# START OF Material supplied

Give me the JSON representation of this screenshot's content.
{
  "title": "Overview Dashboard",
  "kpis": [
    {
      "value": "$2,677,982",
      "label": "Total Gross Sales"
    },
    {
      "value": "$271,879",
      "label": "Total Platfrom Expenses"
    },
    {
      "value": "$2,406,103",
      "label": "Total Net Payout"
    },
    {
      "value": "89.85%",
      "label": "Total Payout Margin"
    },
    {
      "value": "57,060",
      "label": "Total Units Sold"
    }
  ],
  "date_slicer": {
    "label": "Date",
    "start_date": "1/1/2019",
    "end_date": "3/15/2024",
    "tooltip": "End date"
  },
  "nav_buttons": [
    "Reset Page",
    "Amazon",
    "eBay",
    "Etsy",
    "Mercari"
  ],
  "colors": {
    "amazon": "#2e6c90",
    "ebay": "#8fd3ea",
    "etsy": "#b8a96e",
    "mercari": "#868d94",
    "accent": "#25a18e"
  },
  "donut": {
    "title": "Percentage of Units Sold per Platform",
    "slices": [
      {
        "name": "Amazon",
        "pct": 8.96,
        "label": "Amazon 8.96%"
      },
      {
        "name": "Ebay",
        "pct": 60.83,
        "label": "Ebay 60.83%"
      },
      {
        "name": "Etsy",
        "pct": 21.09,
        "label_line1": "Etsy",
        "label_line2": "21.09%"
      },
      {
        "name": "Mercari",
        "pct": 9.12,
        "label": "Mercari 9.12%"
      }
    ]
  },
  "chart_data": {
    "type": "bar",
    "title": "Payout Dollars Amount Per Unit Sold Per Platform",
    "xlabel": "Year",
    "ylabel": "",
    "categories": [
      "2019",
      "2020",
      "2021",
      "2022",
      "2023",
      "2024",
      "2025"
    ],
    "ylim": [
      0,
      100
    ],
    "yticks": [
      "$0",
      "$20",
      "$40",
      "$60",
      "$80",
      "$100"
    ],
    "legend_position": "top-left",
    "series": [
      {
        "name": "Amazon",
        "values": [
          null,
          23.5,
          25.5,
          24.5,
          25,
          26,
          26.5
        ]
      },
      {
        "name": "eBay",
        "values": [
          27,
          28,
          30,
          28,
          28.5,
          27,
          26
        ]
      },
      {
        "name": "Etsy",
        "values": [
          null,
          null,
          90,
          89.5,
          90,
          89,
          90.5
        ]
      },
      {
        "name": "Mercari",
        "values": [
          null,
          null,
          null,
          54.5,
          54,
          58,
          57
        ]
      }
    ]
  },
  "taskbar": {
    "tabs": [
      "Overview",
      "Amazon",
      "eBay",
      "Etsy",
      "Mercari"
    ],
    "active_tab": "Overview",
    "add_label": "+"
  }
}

# END OF Material supplied

Your objective ::
Extract all lines of the records above that include "Sold".

The completed task ::
      "label": "Total Units Sold"
    "title": "Percentage of Units Sold per Platform",
    "title": "Payout Dollars Amount Per Unit Sold Per Platform",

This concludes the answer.